Rows from a figure dataset:
★ ★ ★ ★ ★

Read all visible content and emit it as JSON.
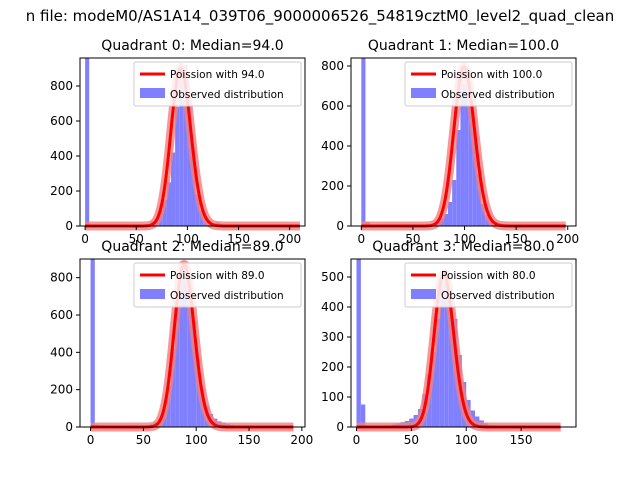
{
  "figure": {
    "suptitle": "n file: modeM0/AS1A14_039T06_9000006526_54819cztM0_level2_quad_clean"
  },
  "colors": {
    "fit_line": "#ff0000",
    "fit_band": "#f08080",
    "histogram": "#8080ff",
    "axes": "#000000",
    "background": "#ffffff"
  },
  "chart_data": [
    {
      "type": "bar",
      "title": "Quadrant 0: Median=94.0",
      "median": 94.0,
      "xlim": [
        -5,
        215
      ],
      "ylim": [
        0,
        960
      ],
      "xticks": [
        0,
        50,
        100,
        150,
        200
      ],
      "yticks": [
        0,
        200,
        400,
        600,
        800
      ],
      "legend": {
        "location": "top-right",
        "entries": [
          "Poission with 94.0",
          "Observed distribution"
        ]
      },
      "series": [
        {
          "name": "Observed distribution",
          "kind": "histogram",
          "bin_width": 4,
          "bins": [
            [
              0,
              960
            ],
            [
              4,
              8
            ],
            [
              48,
              2
            ],
            [
              56,
              4
            ],
            [
              60,
              10
            ],
            [
              64,
              25
            ],
            [
              68,
              40
            ],
            [
              72,
              90
            ],
            [
              76,
              150
            ],
            [
              80,
              250
            ],
            [
              84,
              420
            ],
            [
              88,
              680
            ],
            [
              92,
              930
            ],
            [
              96,
              920
            ],
            [
              100,
              700
            ],
            [
              104,
              450
            ],
            [
              108,
              180
            ],
            [
              112,
              90
            ],
            [
              116,
              50
            ],
            [
              120,
              22
            ],
            [
              124,
              14
            ],
            [
              128,
              20
            ],
            [
              132,
              10
            ],
            [
              136,
              6
            ],
            [
              140,
              4
            ],
            [
              144,
              2
            ]
          ]
        },
        {
          "name": "Poission with 94.0",
          "kind": "poisson",
          "mean": 94.0,
          "peak": 900,
          "x_range": [
            0,
            210
          ]
        }
      ]
    },
    {
      "type": "bar",
      "title": "Quadrant 1: Median=100.0",
      "median": 100.0,
      "xlim": [
        -10,
        208
      ],
      "ylim": [
        0,
        840
      ],
      "xticks": [
        0,
        50,
        100,
        150,
        200
      ],
      "yticks": [
        0,
        200,
        400,
        600,
        800
      ],
      "legend": {
        "location": "top-right",
        "entries": [
          "Poission with 100.0",
          "Observed distribution"
        ]
      },
      "series": [
        {
          "name": "Observed distribution",
          "kind": "histogram",
          "bin_width": 4,
          "bins": [
            [
              0,
              840
            ],
            [
              4,
              20
            ],
            [
              60,
              3
            ],
            [
              64,
              5
            ],
            [
              68,
              10
            ],
            [
              72,
              25
            ],
            [
              76,
              40
            ],
            [
              80,
              60
            ],
            [
              84,
              120
            ],
            [
              88,
              230
            ],
            [
              92,
              480
            ],
            [
              96,
              710
            ],
            [
              100,
              790
            ],
            [
              104,
              690
            ],
            [
              108,
              470
            ],
            [
              112,
              260
            ],
            [
              116,
              110
            ],
            [
              120,
              55
            ],
            [
              124,
              30
            ],
            [
              128,
              20
            ],
            [
              132,
              12
            ],
            [
              136,
              6
            ],
            [
              140,
              4
            ],
            [
              144,
              2
            ],
            [
              148,
              1
            ]
          ]
        },
        {
          "name": "Poission with 100.0",
          "kind": "poisson",
          "mean": 100.0,
          "peak": 795,
          "x_range": [
            0,
            198
          ]
        }
      ]
    },
    {
      "type": "bar",
      "title": "Quadrant 2: Median=89.0",
      "median": 89.0,
      "xlim": [
        -10,
        203
      ],
      "ylim": [
        0,
        900
      ],
      "xticks": [
        0,
        50,
        100,
        150,
        200
      ],
      "yticks": [
        0,
        200,
        400,
        600,
        800
      ],
      "legend": {
        "location": "top-right",
        "entries": [
          "Poission with 89.0",
          "Observed distribution"
        ]
      },
      "series": [
        {
          "name": "Observed distribution",
          "kind": "histogram",
          "bin_width": 4,
          "bins": [
            [
              0,
              900
            ],
            [
              4,
              12
            ],
            [
              44,
              2
            ],
            [
              48,
              4
            ],
            [
              52,
              8
            ],
            [
              56,
              15
            ],
            [
              60,
              25
            ],
            [
              64,
              45
            ],
            [
              68,
              100
            ],
            [
              72,
              220
            ],
            [
              76,
              420
            ],
            [
              80,
              650
            ],
            [
              84,
              860
            ],
            [
              88,
              880
            ],
            [
              92,
              760
            ],
            [
              96,
              560
            ],
            [
              100,
              360
            ],
            [
              104,
              200
            ],
            [
              108,
              110
            ],
            [
              112,
              70
            ],
            [
              116,
              45
            ],
            [
              120,
              30
            ],
            [
              124,
              22
            ],
            [
              128,
              15
            ],
            [
              132,
              10
            ],
            [
              136,
              8
            ],
            [
              140,
              5
            ],
            [
              144,
              3
            ],
            [
              148,
              2
            ]
          ]
        },
        {
          "name": "Poission with 89.0",
          "kind": "poisson",
          "mean": 89.0,
          "peak": 870,
          "x_range": [
            0,
            192
          ]
        }
      ]
    },
    {
      "type": "bar",
      "title": "Quadrant 3: Median=80.0",
      "median": 80.0,
      "xlim": [
        -5,
        200
      ],
      "ylim": [
        0,
        560
      ],
      "xticks": [
        0,
        50,
        100,
        150
      ],
      "yticks": [
        0,
        100,
        200,
        300,
        400,
        500
      ],
      "legend": {
        "location": "top-right",
        "entries": [
          "Poission with 80.0",
          "Observed distribution"
        ]
      },
      "series": [
        {
          "name": "Observed distribution",
          "kind": "histogram",
          "bin_width": 4,
          "bins": [
            [
              0,
              560
            ],
            [
              4,
              75
            ],
            [
              24,
              3
            ],
            [
              28,
              5
            ],
            [
              32,
              8
            ],
            [
              36,
              12
            ],
            [
              40,
              16
            ],
            [
              44,
              20
            ],
            [
              48,
              28
            ],
            [
              52,
              40
            ],
            [
              56,
              60
            ],
            [
              60,
              110
            ],
            [
              64,
              175
            ],
            [
              68,
              250
            ],
            [
              72,
              360
            ],
            [
              76,
              470
            ],
            [
              80,
              510
            ],
            [
              84,
              460
            ],
            [
              88,
              360
            ],
            [
              92,
              240
            ],
            [
              96,
              150
            ],
            [
              100,
              90
            ],
            [
              104,
              55
            ],
            [
              108,
              35
            ],
            [
              112,
              22
            ],
            [
              116,
              12
            ],
            [
              120,
              6
            ],
            [
              124,
              3
            ]
          ]
        },
        {
          "name": "Poission with 80.0",
          "kind": "poisson",
          "mean": 80.0,
          "peak": 510,
          "x_range": [
            0,
            186
          ]
        }
      ]
    }
  ]
}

★ ★ ★ ★ ★

§ PROMPT
Copy down every line of the entries containing the word "with".

§ SOLUTION
          "Poission with 94.0",
          "name": "Poission with 94.0",
          "Poission with 100.0",
          "name": "Poission with 100.0",
          "Poission with 89.0",
          "name": "Poission with 89.0",
          "Poission with 80.0",
          "name": "Poission with 80.0",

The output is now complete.